* [DIRECTIVE] Of all the lines in the material, how many include the word "harakatning"? Give only the number.

_ _ _ _ _ _ _

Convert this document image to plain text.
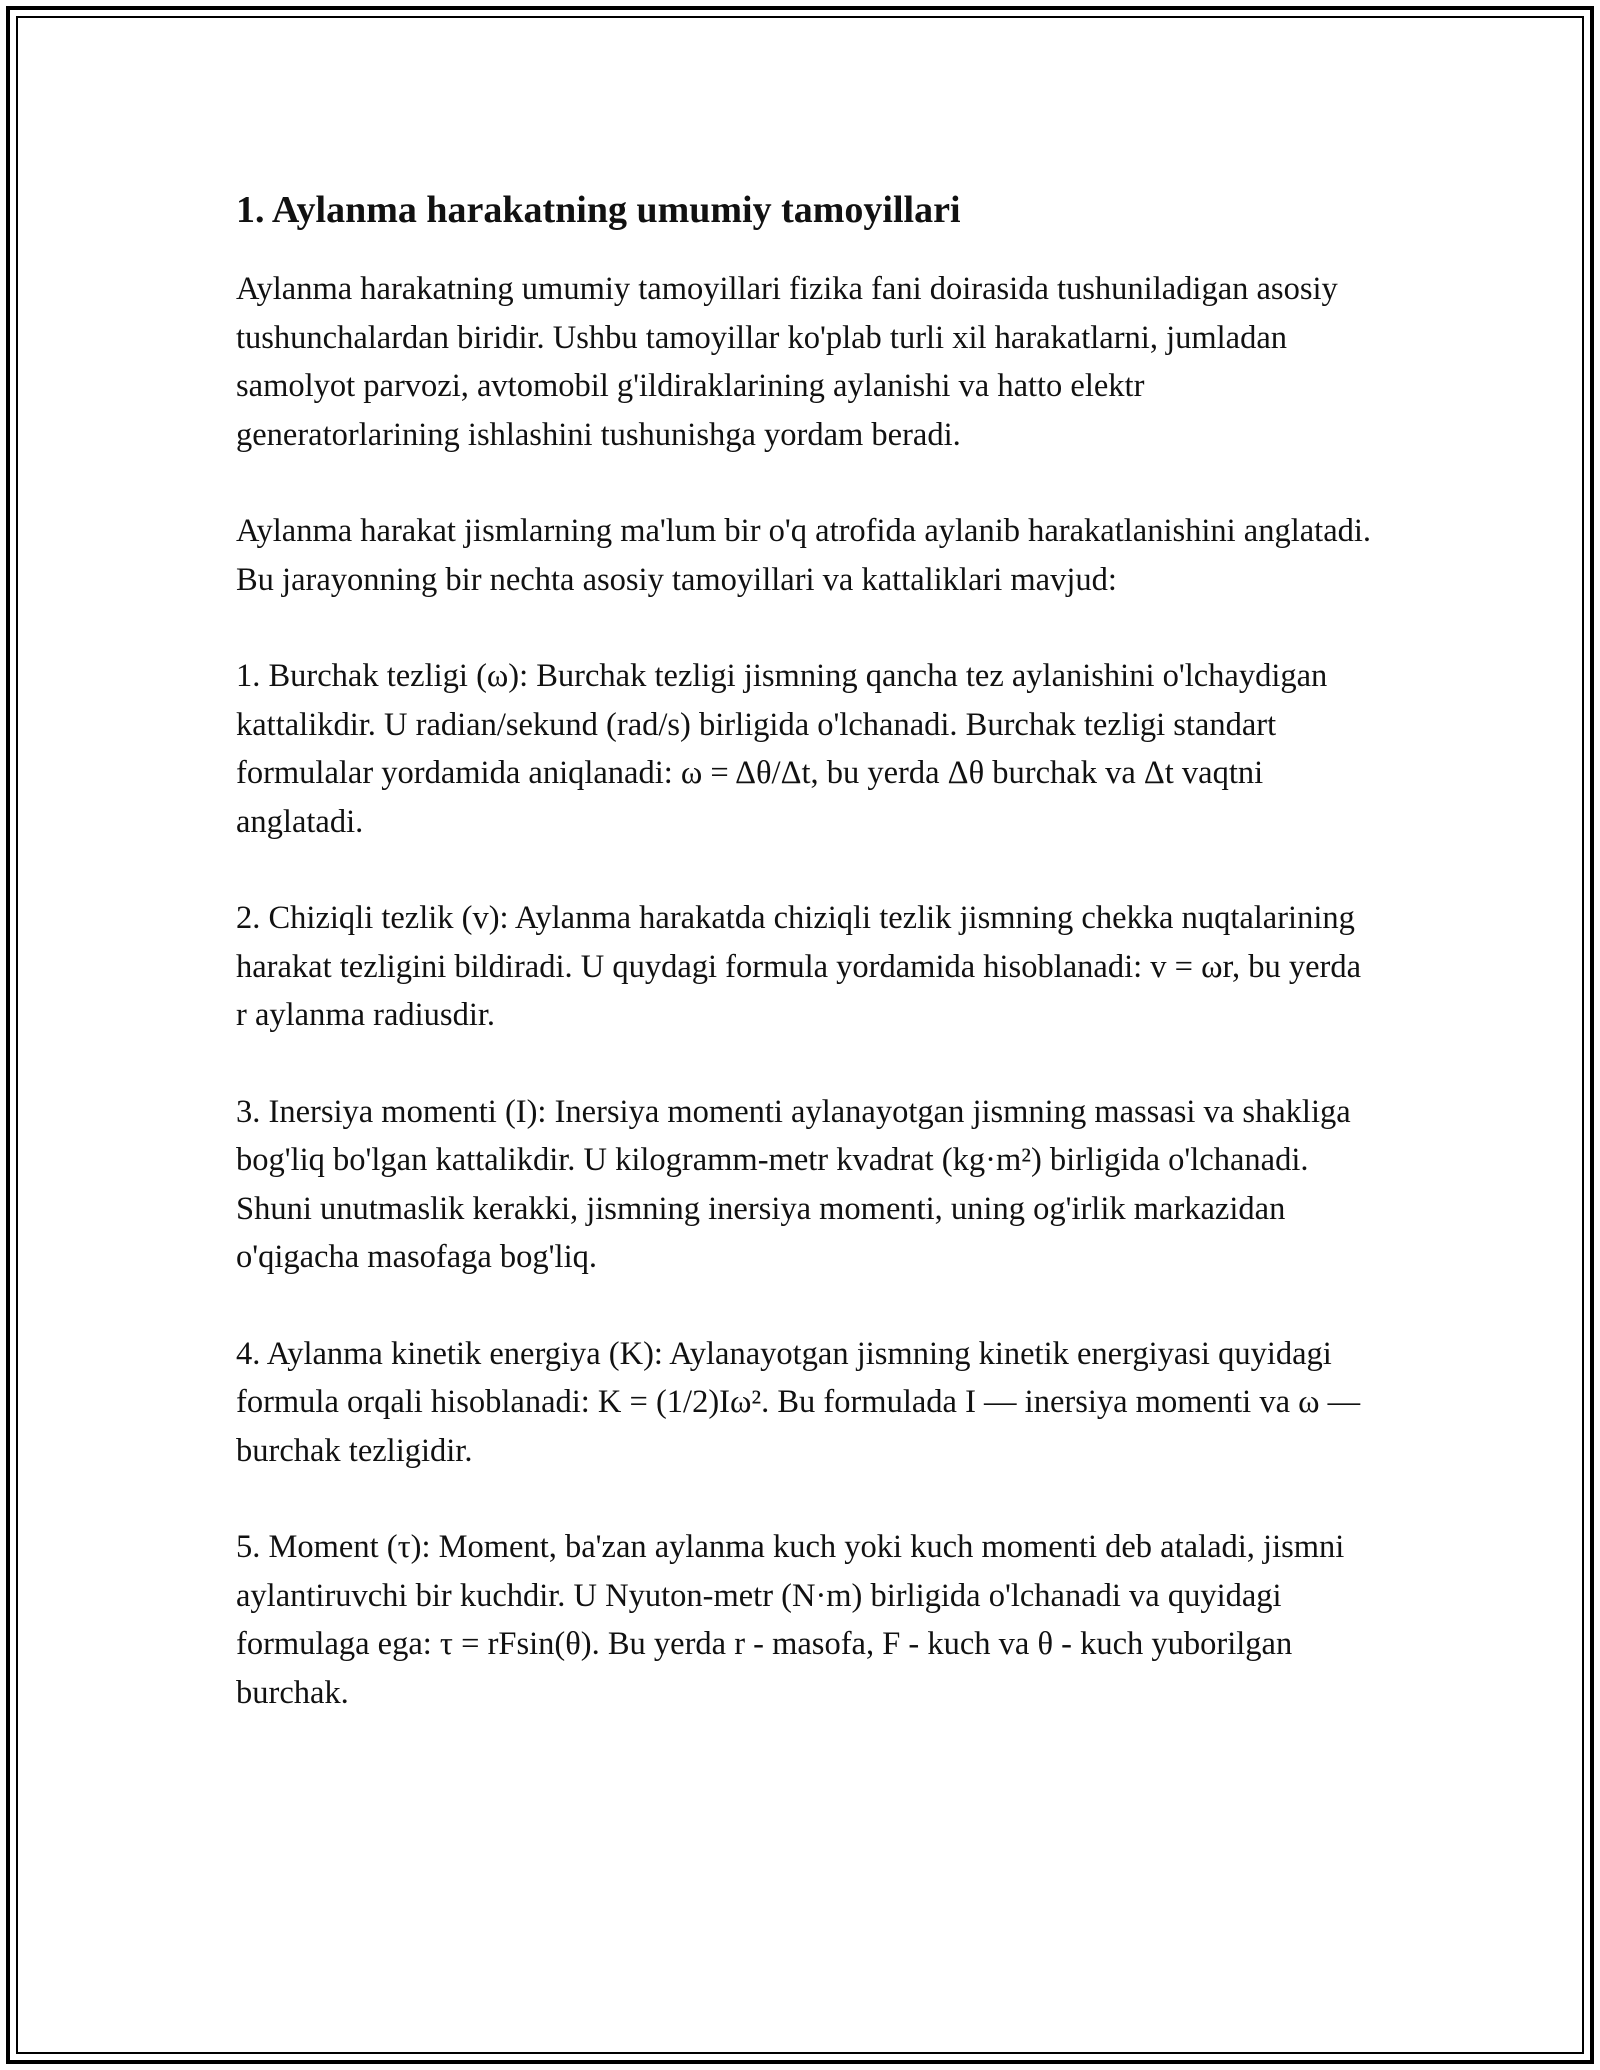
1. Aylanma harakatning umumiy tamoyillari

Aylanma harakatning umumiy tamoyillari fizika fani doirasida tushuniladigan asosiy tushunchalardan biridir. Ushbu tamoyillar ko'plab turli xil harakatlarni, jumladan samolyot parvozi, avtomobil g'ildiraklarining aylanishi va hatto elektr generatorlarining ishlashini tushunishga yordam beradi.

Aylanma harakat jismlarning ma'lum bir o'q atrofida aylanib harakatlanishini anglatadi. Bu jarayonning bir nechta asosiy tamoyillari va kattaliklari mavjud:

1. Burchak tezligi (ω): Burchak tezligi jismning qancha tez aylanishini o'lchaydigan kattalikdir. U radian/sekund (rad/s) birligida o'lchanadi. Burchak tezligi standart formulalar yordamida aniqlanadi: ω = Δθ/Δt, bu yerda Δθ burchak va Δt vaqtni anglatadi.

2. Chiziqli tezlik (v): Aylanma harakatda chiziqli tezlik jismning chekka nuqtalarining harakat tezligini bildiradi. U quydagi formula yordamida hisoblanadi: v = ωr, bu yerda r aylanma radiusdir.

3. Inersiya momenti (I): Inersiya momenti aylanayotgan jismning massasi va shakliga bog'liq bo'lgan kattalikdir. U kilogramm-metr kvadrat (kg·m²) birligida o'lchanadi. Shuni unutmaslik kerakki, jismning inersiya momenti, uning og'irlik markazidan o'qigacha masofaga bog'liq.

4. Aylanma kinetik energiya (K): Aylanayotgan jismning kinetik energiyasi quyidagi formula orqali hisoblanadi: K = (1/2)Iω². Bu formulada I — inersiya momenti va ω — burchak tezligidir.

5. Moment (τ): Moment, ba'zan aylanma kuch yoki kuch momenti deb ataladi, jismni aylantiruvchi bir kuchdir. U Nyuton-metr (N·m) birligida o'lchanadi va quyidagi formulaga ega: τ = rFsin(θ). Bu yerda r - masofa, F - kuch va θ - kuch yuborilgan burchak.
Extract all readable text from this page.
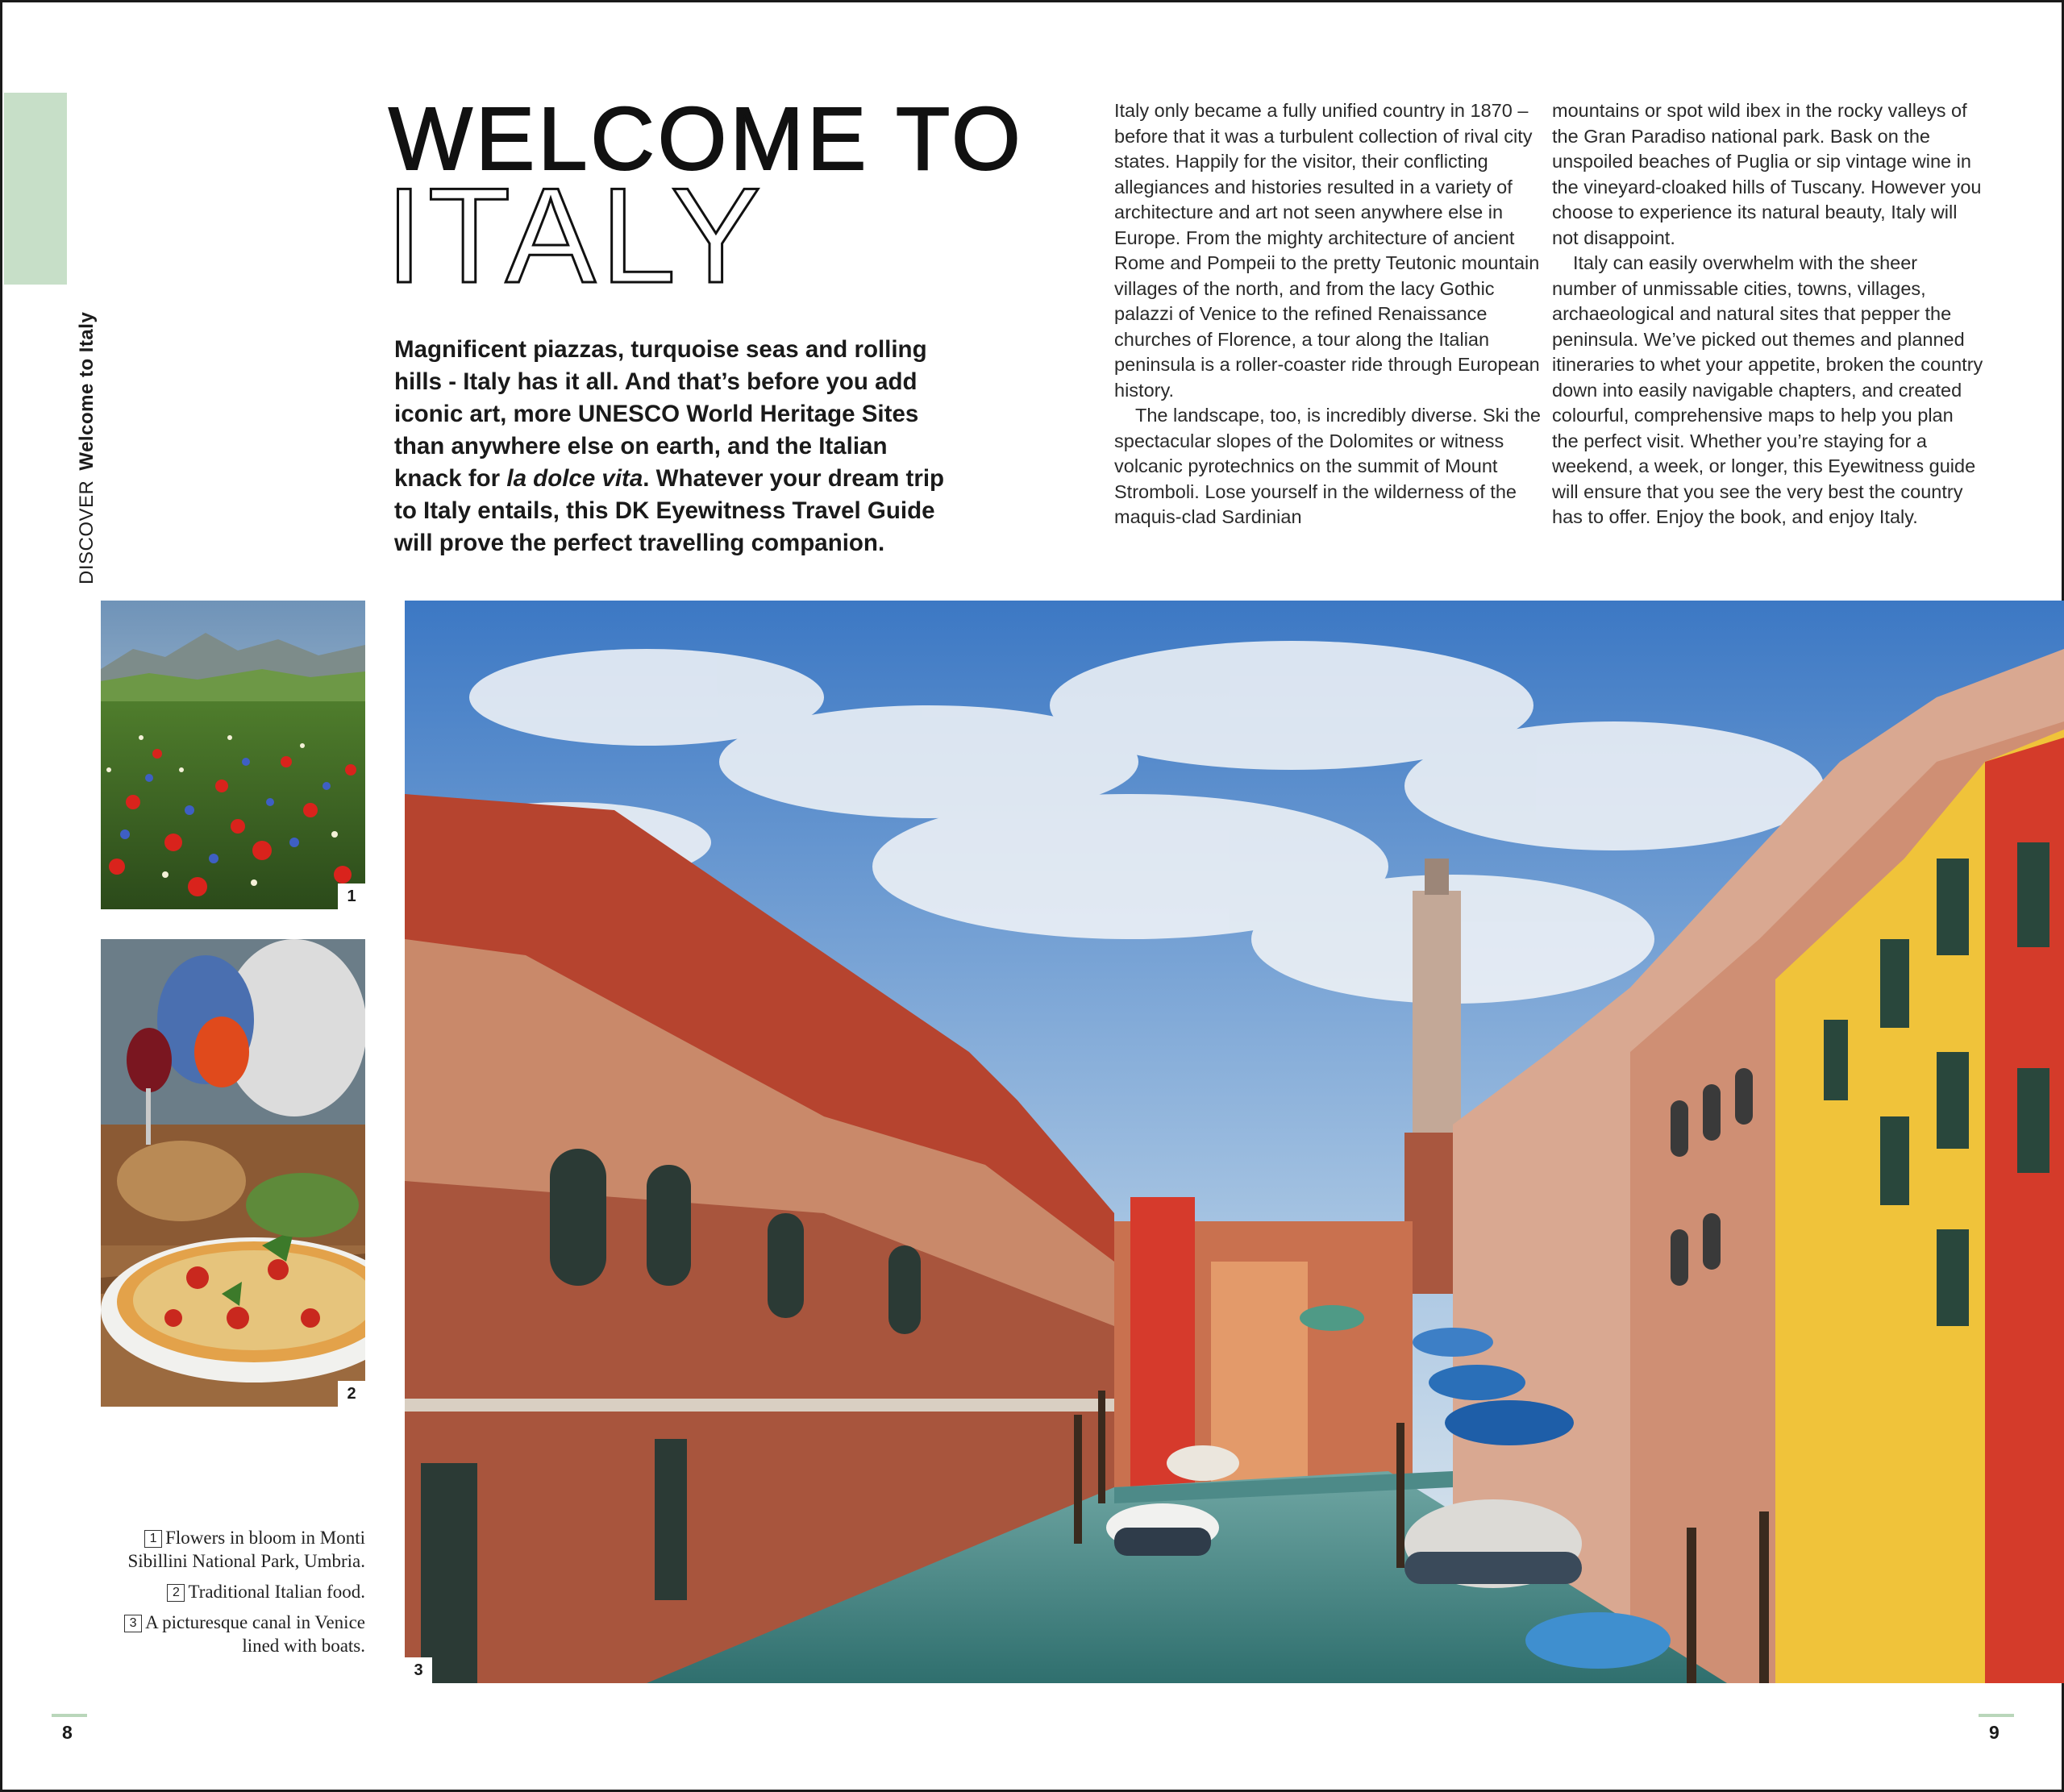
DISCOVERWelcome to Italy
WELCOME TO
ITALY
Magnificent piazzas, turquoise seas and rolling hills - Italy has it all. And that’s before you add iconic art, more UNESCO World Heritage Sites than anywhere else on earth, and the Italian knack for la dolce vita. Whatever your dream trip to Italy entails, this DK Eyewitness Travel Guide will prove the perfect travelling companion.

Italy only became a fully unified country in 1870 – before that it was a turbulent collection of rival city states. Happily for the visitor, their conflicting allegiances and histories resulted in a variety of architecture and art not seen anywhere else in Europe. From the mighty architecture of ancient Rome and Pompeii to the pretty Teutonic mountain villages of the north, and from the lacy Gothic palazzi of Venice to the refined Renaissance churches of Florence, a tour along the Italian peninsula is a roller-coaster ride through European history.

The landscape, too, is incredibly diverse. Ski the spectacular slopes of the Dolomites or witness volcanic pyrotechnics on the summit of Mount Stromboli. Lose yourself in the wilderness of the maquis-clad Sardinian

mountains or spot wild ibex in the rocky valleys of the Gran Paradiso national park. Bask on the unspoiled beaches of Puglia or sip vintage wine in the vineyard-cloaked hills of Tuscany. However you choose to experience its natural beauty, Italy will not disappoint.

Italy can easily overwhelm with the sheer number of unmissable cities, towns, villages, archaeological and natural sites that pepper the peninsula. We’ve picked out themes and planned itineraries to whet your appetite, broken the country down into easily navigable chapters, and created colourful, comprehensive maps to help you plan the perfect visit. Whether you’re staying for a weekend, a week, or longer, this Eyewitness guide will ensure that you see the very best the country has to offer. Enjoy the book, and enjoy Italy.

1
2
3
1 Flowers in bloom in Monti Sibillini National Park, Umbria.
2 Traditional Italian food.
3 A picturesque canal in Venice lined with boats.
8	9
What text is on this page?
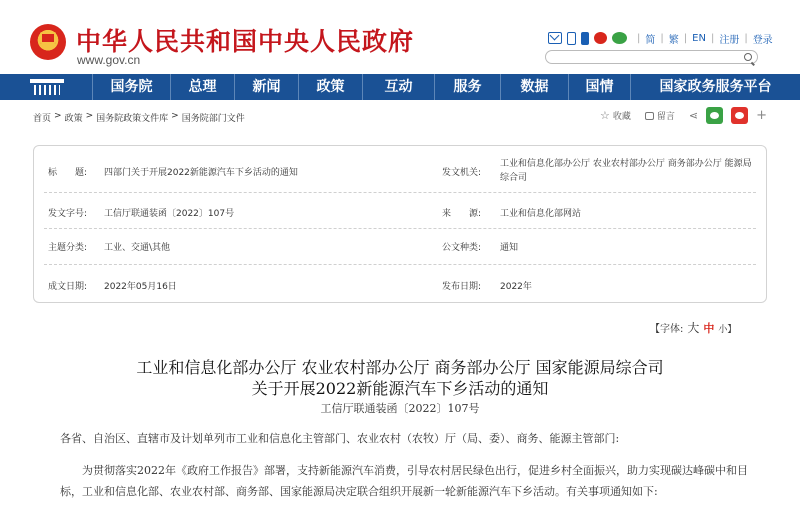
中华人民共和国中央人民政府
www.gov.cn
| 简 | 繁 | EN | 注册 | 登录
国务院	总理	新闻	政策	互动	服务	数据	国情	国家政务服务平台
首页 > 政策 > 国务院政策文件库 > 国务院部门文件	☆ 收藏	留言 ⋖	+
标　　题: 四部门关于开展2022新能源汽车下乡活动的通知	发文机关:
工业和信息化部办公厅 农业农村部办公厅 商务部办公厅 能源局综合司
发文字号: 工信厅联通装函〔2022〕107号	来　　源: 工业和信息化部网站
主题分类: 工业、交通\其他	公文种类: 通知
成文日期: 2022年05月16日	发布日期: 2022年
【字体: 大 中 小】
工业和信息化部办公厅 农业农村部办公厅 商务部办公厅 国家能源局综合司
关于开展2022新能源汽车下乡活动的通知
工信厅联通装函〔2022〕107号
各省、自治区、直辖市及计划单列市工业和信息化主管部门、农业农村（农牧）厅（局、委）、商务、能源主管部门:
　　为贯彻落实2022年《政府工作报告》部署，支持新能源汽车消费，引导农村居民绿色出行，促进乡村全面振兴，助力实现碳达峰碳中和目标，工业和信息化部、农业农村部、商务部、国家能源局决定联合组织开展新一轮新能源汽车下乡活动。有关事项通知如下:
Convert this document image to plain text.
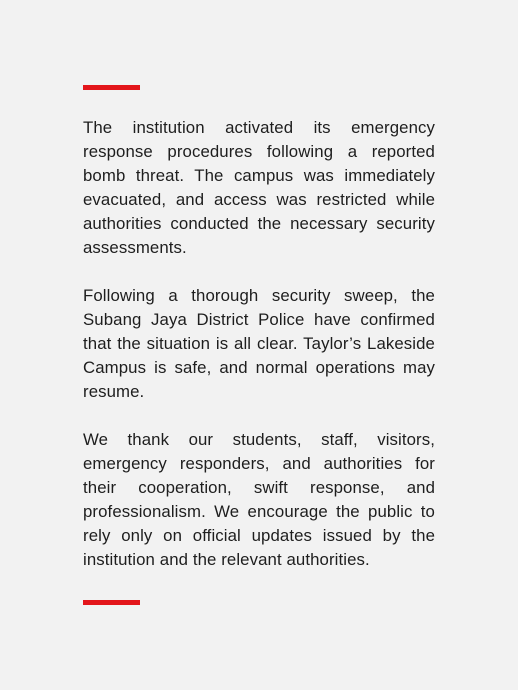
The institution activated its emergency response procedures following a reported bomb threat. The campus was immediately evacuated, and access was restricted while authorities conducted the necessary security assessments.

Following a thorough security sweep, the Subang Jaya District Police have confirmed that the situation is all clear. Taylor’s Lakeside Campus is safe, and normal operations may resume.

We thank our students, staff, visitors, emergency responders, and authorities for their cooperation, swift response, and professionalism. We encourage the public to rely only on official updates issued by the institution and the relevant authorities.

_ _ _ _ _ _ _

* [EXPECTED ANSWER] 2